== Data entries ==
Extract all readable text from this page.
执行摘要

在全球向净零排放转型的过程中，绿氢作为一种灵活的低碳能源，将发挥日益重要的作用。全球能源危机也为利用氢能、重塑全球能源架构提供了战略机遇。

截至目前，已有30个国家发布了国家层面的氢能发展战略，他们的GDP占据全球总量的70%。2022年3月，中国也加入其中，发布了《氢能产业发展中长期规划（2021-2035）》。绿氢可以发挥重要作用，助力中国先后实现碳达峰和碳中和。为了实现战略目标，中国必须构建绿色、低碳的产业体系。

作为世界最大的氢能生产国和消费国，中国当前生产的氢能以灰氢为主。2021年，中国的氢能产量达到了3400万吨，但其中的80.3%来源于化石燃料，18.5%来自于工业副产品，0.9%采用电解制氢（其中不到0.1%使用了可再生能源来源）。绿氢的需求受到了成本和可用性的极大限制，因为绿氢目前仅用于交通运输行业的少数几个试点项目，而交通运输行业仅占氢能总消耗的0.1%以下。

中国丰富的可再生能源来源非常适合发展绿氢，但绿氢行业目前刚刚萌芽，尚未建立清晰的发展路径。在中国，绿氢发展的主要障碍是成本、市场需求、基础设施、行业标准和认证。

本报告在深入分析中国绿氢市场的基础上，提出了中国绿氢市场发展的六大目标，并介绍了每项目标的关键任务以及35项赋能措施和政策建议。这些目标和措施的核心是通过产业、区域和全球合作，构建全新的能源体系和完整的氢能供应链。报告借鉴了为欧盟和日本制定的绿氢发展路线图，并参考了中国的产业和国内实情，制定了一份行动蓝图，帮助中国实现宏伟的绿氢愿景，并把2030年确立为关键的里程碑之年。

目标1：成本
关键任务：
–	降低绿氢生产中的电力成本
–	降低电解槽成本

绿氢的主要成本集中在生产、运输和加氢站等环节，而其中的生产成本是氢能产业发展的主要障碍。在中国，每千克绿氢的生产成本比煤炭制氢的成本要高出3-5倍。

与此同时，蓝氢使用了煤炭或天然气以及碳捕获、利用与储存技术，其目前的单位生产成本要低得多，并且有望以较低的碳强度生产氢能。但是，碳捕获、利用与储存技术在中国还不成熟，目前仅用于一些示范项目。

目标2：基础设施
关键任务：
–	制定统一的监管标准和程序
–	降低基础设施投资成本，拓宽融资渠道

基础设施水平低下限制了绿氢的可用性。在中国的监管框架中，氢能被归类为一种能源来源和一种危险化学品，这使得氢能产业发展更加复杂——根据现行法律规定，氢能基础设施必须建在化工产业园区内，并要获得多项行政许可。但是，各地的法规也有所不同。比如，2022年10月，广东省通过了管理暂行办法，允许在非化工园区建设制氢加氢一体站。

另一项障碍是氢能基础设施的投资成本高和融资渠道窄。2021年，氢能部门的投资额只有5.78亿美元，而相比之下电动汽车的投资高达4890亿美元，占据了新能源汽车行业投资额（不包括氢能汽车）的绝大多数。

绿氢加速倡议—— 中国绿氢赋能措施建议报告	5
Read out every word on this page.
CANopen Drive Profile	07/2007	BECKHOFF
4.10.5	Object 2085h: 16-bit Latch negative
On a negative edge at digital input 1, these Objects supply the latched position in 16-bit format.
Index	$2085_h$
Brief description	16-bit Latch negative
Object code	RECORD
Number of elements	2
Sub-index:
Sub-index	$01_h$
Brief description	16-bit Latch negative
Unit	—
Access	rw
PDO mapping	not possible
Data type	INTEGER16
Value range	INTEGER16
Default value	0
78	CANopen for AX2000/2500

== REQUEST ==
Only a number is wanted: how many lines contain the word "page"?

== SOLUTION BELOW ==
2